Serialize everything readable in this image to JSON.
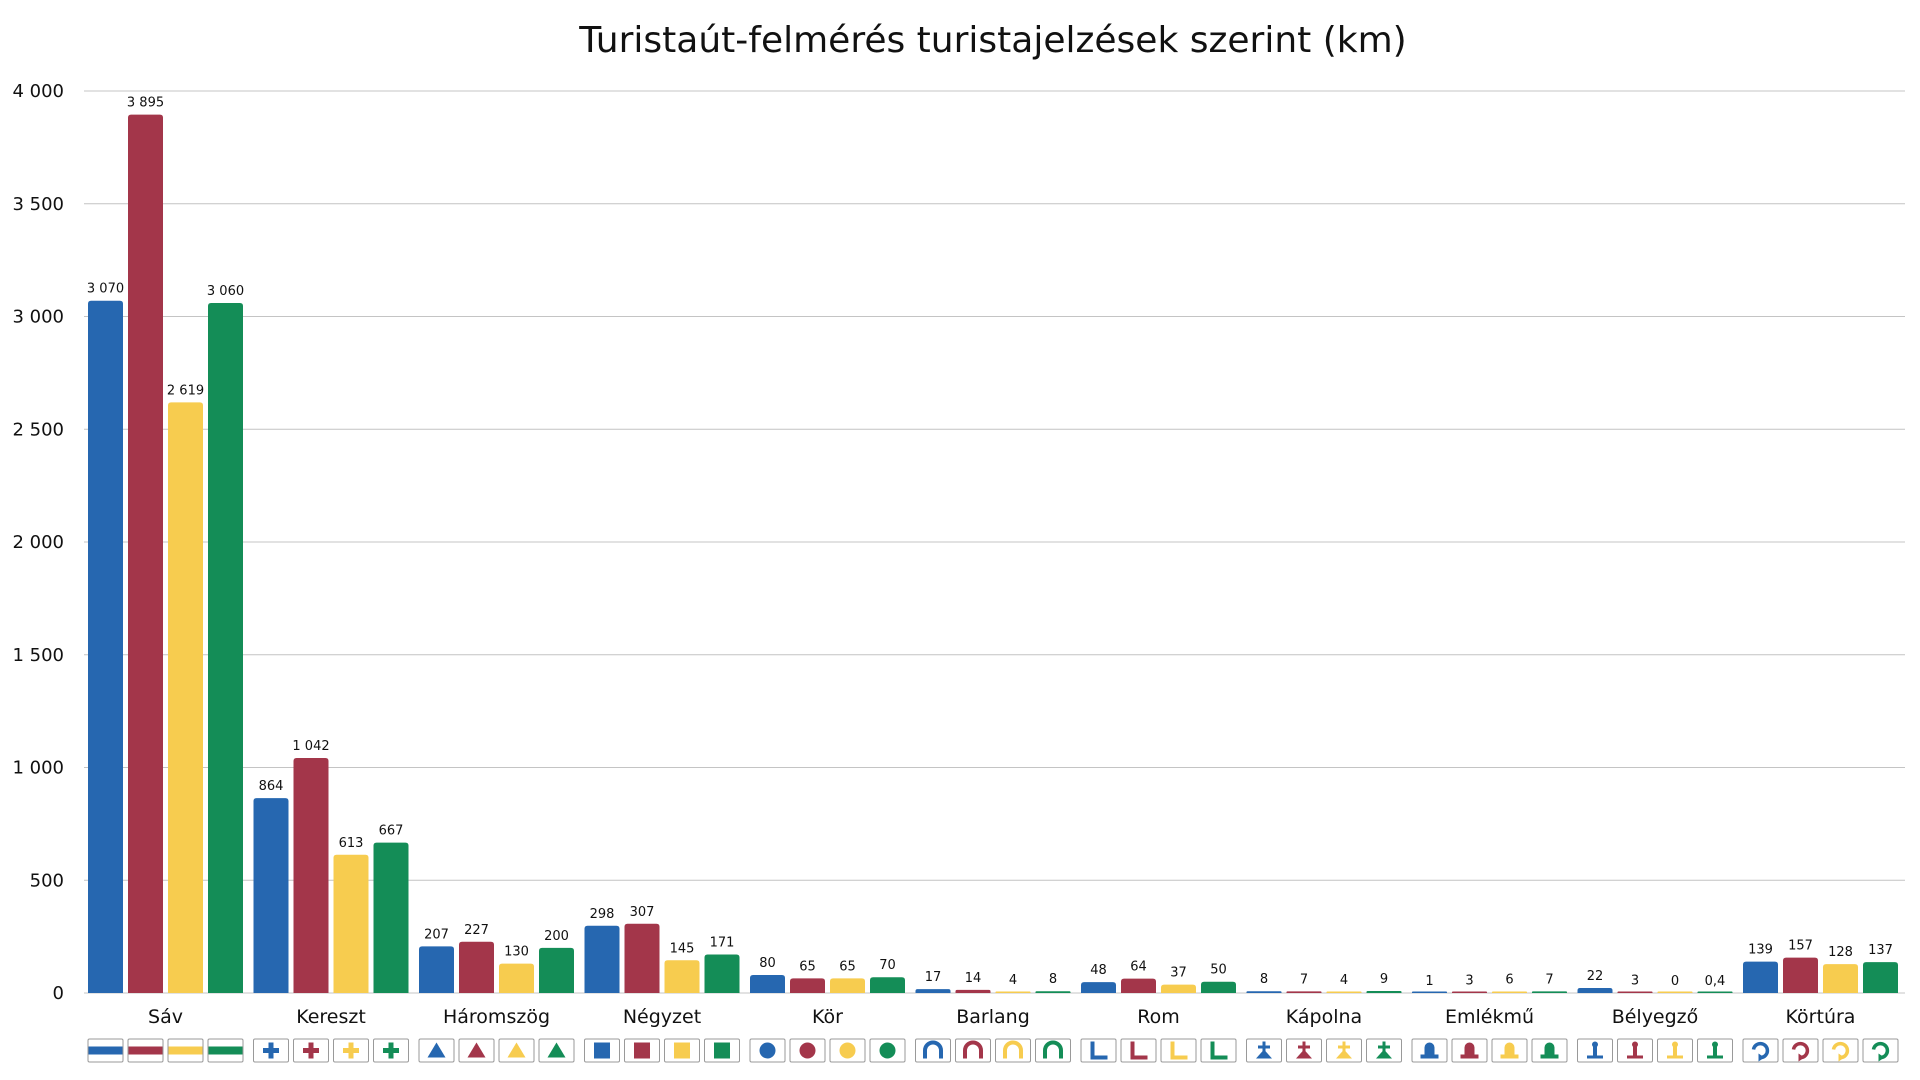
{
  "chart_data": {
    "type": "bar",
    "title": "Turistaút-felmérés turistajelzések szerint (km)",
    "xlabel": "",
    "ylabel": "",
    "ylim": [
      0,
      4000
    ],
    "yticks": [
      0,
      500,
      1000,
      1500,
      2000,
      2500,
      3000,
      3500,
      4000
    ],
    "ytick_labels": [
      "0",
      "500",
      "1 000",
      "1 500",
      "2 000",
      "2 500",
      "3 000",
      "3 500",
      "4 000"
    ],
    "grid": true,
    "legend": "none",
    "categories": [
      "Sáv",
      "Kereszt",
      "Háromszög",
      "Négyzet",
      "Kör",
      "Barlang",
      "Rom",
      "Kápolna",
      "Emlékmű",
      "Bélyegző",
      "Körtúra"
    ],
    "series": [
      {
        "color": "#2667b0",
        "values": [
          3070,
          864,
          207,
          298,
          80,
          17,
          48,
          8,
          1,
          22,
          139
        ],
        "labels": [
          "3 070",
          "864",
          "207",
          "298",
          "80",
          "17",
          "48",
          "8",
          "1",
          "22",
          "139"
        ]
      },
      {
        "color": "#a3364a",
        "values": [
          3895,
          1042,
          227,
          307,
          65,
          14,
          64,
          7,
          3,
          3,
          157
        ],
        "labels": [
          "3 895",
          "1 042",
          "227",
          "307",
          "65",
          "14",
          "64",
          "7",
          "3",
          "3",
          "157"
        ]
      },
      {
        "color": "#f7cc4f",
        "values": [
          2619,
          613,
          130,
          145,
          65,
          4,
          37,
          4,
          6,
          0,
          128
        ],
        "labels": [
          "2 619",
          "613",
          "130",
          "145",
          "65",
          "4",
          "37",
          "4",
          "6",
          "0",
          "128"
        ]
      },
      {
        "color": "#148d57",
        "values": [
          3060,
          667,
          200,
          171,
          70,
          8,
          50,
          9,
          7,
          0.4,
          137
        ],
        "labels": [
          "3 060",
          "667",
          "200",
          "171",
          "70",
          "8",
          "50",
          "9",
          "7",
          "0,4",
          "137"
        ]
      }
    ],
    "marker_icons": [
      "band-mark",
      "cross-mark",
      "triangle-mark",
      "square-mark",
      "circle-mark",
      "cave-mark",
      "ruin-mark",
      "chapel-mark",
      "monument-mark",
      "stamp-mark",
      "loop-mark"
    ]
  }
}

==============================

* _WHAT YOU SHOULD DO_: Pick out all lines containing the string "color".

* _EXPECTED ANSWER_:
        "color": "#2667b0",
        "color": "#a3364a",
        "color": "#f7cc4f",
        "color": "#148d57",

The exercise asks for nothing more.